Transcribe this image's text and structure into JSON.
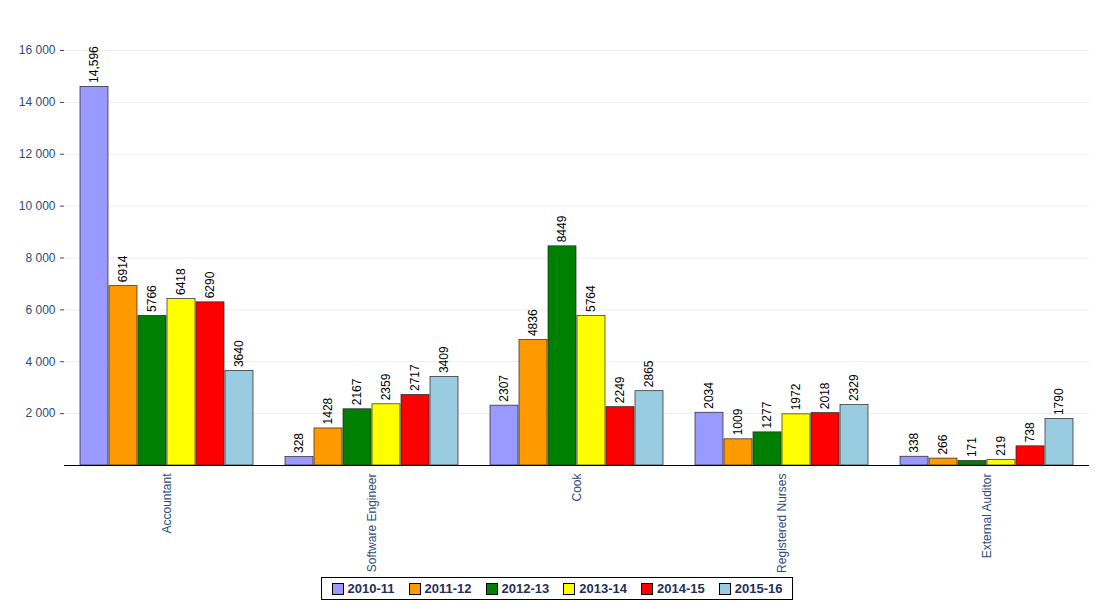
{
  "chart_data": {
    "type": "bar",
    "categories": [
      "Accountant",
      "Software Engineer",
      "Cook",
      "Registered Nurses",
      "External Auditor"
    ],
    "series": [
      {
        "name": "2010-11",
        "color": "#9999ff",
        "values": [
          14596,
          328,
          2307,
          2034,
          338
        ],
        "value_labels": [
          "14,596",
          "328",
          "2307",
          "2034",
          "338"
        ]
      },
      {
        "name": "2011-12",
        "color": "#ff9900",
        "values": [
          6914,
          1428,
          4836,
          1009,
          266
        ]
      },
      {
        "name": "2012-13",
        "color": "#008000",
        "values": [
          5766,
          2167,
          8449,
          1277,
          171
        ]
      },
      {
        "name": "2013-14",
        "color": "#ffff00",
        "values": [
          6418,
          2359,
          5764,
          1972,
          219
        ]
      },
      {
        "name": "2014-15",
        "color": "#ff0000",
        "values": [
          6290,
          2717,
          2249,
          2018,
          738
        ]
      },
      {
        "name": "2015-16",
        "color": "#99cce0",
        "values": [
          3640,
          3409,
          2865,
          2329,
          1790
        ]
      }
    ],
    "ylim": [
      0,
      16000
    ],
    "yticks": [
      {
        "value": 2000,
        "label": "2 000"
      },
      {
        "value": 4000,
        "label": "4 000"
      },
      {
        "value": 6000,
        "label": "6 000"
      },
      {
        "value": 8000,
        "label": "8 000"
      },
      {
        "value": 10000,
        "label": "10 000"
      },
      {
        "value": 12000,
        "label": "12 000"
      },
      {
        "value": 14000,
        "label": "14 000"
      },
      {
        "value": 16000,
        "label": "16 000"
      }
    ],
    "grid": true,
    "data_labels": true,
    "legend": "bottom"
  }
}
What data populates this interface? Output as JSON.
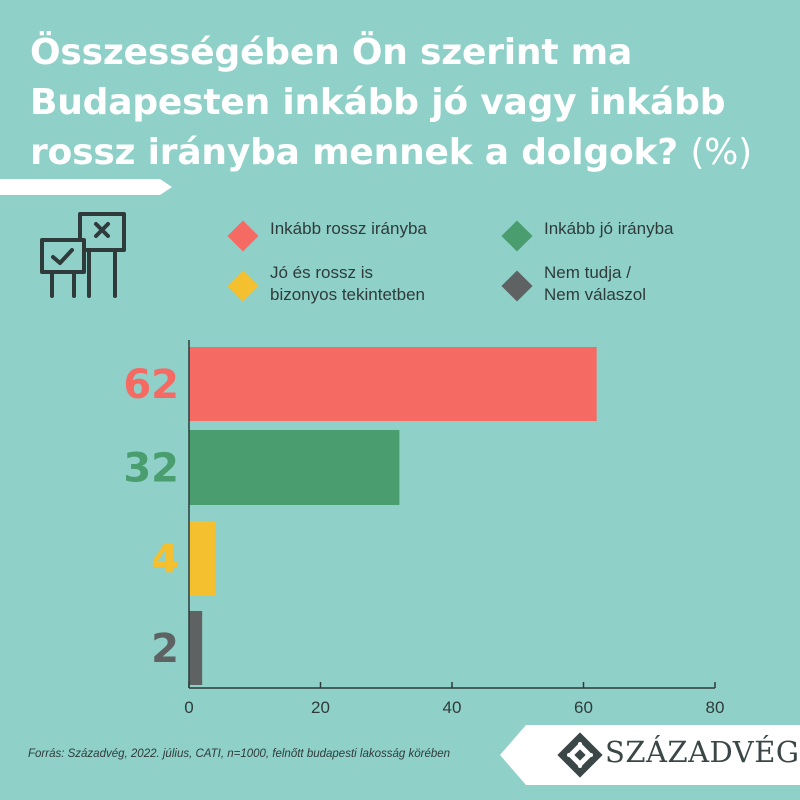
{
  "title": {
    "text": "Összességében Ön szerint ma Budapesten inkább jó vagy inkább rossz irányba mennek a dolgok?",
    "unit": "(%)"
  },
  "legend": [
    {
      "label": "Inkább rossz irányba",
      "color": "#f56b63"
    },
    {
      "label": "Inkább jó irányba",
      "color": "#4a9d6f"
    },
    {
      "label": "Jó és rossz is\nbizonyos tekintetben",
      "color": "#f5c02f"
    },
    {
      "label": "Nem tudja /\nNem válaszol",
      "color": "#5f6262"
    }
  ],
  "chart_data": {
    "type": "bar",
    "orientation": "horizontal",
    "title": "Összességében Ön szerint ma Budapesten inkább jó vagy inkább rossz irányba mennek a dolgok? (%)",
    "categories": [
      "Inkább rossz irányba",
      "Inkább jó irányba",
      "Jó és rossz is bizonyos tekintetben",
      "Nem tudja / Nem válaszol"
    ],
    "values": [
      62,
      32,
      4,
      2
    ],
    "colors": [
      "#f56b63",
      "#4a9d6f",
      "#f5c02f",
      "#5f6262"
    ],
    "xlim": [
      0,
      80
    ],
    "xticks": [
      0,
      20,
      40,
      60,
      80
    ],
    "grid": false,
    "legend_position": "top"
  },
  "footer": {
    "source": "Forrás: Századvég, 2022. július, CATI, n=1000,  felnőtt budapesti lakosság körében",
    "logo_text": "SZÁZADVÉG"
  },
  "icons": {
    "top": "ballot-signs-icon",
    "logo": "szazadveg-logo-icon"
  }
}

-----

**Given instruction:** Lines containing the string "tekintetben" are to be selected and copied.

**Answer to the problem:**
      "label": "Jó és rossz is\nbizonyos tekintetben",
      "Jó és rossz is bizonyos tekintetben",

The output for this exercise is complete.